Problem to work on - Transcribe the listing below word for word.

===============

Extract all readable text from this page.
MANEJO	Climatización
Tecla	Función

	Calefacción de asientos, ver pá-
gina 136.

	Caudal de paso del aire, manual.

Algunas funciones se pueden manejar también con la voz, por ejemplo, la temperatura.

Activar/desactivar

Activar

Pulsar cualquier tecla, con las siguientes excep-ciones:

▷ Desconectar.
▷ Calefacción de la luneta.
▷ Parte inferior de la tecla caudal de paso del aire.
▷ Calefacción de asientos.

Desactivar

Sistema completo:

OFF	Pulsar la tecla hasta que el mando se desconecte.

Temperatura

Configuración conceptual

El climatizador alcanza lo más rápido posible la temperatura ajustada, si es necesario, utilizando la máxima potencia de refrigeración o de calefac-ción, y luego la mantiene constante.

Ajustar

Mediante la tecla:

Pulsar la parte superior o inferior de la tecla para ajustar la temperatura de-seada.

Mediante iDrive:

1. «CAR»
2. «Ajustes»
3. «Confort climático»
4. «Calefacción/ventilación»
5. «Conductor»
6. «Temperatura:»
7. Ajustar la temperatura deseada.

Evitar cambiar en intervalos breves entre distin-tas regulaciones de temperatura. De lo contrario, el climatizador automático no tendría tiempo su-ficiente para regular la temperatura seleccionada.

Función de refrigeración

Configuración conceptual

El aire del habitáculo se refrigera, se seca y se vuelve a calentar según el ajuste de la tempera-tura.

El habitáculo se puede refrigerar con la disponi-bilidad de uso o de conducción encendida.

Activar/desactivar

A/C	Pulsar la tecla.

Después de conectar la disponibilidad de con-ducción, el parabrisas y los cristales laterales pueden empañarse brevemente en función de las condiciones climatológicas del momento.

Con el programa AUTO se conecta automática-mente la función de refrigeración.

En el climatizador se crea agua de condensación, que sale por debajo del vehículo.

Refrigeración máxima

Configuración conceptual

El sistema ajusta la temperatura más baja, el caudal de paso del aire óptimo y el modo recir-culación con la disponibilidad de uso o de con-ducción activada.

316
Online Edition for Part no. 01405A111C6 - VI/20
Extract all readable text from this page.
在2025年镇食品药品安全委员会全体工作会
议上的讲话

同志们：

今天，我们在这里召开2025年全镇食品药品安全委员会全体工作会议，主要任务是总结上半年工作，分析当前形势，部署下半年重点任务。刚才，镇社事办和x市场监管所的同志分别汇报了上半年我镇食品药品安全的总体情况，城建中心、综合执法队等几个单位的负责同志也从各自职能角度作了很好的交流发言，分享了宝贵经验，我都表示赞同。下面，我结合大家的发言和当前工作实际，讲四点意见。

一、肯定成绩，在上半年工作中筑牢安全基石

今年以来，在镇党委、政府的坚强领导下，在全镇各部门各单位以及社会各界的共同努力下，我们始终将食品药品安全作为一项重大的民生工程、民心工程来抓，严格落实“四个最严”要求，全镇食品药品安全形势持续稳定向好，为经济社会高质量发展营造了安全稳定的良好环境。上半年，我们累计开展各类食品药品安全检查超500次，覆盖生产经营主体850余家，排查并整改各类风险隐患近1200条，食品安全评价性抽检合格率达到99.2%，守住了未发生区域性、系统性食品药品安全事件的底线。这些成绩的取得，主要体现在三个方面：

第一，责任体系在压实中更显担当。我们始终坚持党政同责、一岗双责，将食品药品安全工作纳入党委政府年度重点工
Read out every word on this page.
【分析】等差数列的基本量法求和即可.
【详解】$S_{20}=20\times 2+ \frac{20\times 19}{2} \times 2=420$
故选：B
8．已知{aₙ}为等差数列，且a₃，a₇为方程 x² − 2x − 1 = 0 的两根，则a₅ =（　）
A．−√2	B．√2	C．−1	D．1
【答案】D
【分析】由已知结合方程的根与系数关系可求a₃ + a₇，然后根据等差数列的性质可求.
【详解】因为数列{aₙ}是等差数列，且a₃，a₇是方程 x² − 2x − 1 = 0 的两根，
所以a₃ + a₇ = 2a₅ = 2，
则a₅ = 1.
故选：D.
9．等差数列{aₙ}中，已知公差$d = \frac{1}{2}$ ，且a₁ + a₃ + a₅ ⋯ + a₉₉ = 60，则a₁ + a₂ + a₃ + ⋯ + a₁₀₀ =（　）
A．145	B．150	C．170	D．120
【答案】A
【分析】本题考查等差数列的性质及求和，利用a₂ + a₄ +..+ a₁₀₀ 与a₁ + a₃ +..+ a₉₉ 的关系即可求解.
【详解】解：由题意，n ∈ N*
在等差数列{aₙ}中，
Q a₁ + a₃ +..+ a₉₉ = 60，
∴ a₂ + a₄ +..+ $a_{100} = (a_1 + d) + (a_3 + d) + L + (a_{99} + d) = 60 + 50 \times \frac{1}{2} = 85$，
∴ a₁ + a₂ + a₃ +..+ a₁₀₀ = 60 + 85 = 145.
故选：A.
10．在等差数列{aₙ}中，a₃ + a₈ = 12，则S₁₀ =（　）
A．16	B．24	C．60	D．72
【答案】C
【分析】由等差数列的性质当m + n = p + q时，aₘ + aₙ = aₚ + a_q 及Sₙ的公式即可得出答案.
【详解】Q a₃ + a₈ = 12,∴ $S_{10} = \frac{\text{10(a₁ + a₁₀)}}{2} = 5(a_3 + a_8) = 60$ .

===============

Response -
Extract all readable text from this page.
MANEJO	Climatización
Tecla	Función

	Calefacción de asientos, ver pá-
gina 136.

	Caudal de paso del aire, manual.

Algunas funciones se pueden manejar también con la voz, por ejemplo, la temperatura.

Activar/desactivar

Activar

Pulsar cualquier tecla, con las siguientes excep-ciones:

▷ Desconectar.
▷ Calefacción de la luneta.
▷ Parte inferior de la tecla caudal de paso del aire.
▷ Calefacción de asientos.

Desactivar

Sistema completo:

OFF	Pulsar la tecla hasta que el mando se desconecte.

Temperatura

Configuración conceptual

El climatizador alcanza lo más rápido posible la temperatura ajustada, si es necesario, utilizando la máxima potencia de refrigeración o de calefac-ción, y luego la mantiene constante.

Ajustar

Mediante la tecla:

Pulsar la parte superior o inferior de la tecla para ajustar la temperatura de-seada.

Mediante iDrive:

1. «CAR»
2. «Ajustes»
3. «Confort climático»
4. «Calefacción/ventilación»
5. «Conductor»
6. «Temperatura:»
7. Ajustar la temperatura deseada.

Evitar cambiar en intervalos breves entre distin-tas regulaciones de temperatura. De lo contrario, el climatizador automático no tendría tiempo su-ficiente para regular la temperatura seleccionada.

Función de refrigeración

Configuración conceptual

El aire del habitáculo se refrigera, se seca y se vuelve a calentar según el ajuste de la tempera-tura.

El habitáculo se puede refrigerar con la disponi-bilidad de uso o de conducción encendida.

Activar/desactivar

A/C	Pulsar la tecla.

Después de conectar la disponibilidad de con-ducción, el parabrisas y los cristales laterales pueden empañarse brevemente en función de las condiciones climatológicas del momento.

Con el programa AUTO se conecta automática-mente la función de refrigeración.

En el climatizador se crea agua de condensación, que sale por debajo del vehículo.

Refrigeración máxima

Configuración conceptual

El sistema ajusta la temperatura más baja, el caudal de paso del aire óptimo y el modo recir-culación con la disponibilidad de uso o de con-ducción activada.

316
Online Edition for Part no. 01405A111C6 - VI/20
Extract all readable text from this page.
在2025年镇食品药品安全委员会全体工作会
议上的讲话

同志们：

今天，我们在这里召开2025年全镇食品药品安全委员会全体工作会议，主要任务是总结上半年工作，分析当前形势，部署下半年重点任务。刚才，镇社事办和x市场监管所的同志分别汇报了上半年我镇食品药品安全的总体情况，城建中心、综合执法队等几个单位的负责同志也从各自职能角度作了很好的交流发言，分享了宝贵经验，我都表示赞同。下面，我结合大家的发言和当前工作实际，讲四点意见。

一、肯定成绩，在上半年工作中筑牢安全基石

今年以来，在镇党委、政府的坚强领导下，在全镇各部门各单位以及社会各界的共同努力下，我们始终将食品药品安全作为一项重大的民生工程、民心工程来抓，严格落实“四个最严”要求，全镇食品药品安全形势持续稳定向好，为经济社会高质量发展营造了安全稳定的良好环境。上半年，我们累计开展各类食品药品安全检查超500次，覆盖生产经营主体850余家，排查并整改各类风险隐患近1200条，食品安全评价性抽检合格率达到99.2%，守住了未发生区域性、系统性食品药品安全事件的底线。这些成绩的取得，主要体现在三个方面：

第一，责任体系在压实中更显担当。我们始终坚持党政同责、一岗双责，将食品药品安全工作纳入党委政府年度重点工
Read out every word on this page.
【分析】等差数列的基本量法求和即可.
【详解】$S_{20}=20\times 2+ \frac{20\times 19}{2} \times 2=420$
故选：B
8．已知{aₙ}为等差数列，且a₃，a₇为方程 x² − 2x − 1 = 0 的两根，则a₅ =（　）
A．−√2	B．√2	C．−1	D．1
【答案】D
【分析】由已知结合方程的根与系数关系可求a₃ + a₇，然后根据等差数列的性质可求.
【详解】因为数列{aₙ}是等差数列，且a₃，a₇是方程 x² − 2x − 1 = 0 的两根，
所以a₃ + a₇ = 2a₅ = 2，
则a₅ = 1.
故选：D.
9．等差数列{aₙ}中，已知公差$d = \frac{1}{2}$ ，且a₁ + a₃ + a₅ ⋯ + a₉₉ = 60，则a₁ + a₂ + a₃ + ⋯ + a₁₀₀ =（　）
A．145	B．150	C．170	D．120
【答案】A
【分析】本题考查等差数列的性质及求和，利用a₂ + a₄ +..+ a₁₀₀ 与a₁ + a₃ +..+ a₉₉ 的关系即可求解.
【详解】解：由题意，n ∈ N*
在等差数列{aₙ}中，
Q a₁ + a₃ +..+ a₉₉ = 60，
∴ a₂ + a₄ +..+ $a_{100} = (a_1 + d) + (a_3 + d) + L + (a_{99} + d) = 60 + 50 \times \frac{1}{2} = 85$，
∴ a₁ + a₂ + a₃ +..+ a₁₀₀ = 60 + 85 = 145.
故选：A.
10．在等差数列{aₙ}中，a₃ + a₈ = 12，则S₁₀ =（　）
A．16	B．24	C．60	D．72
【答案】C
【分析】由等差数列的性质当m + n = p + q时，aₘ + aₙ = aₚ + a_q 及Sₙ的公式即可得出答案.
【详解】Q a₃ + a₈ = 12,∴ $S_{10} = \frac{\text{10(a₁ + a₁₀)}}{2} = 5(a_3 + a_8) = 60$ .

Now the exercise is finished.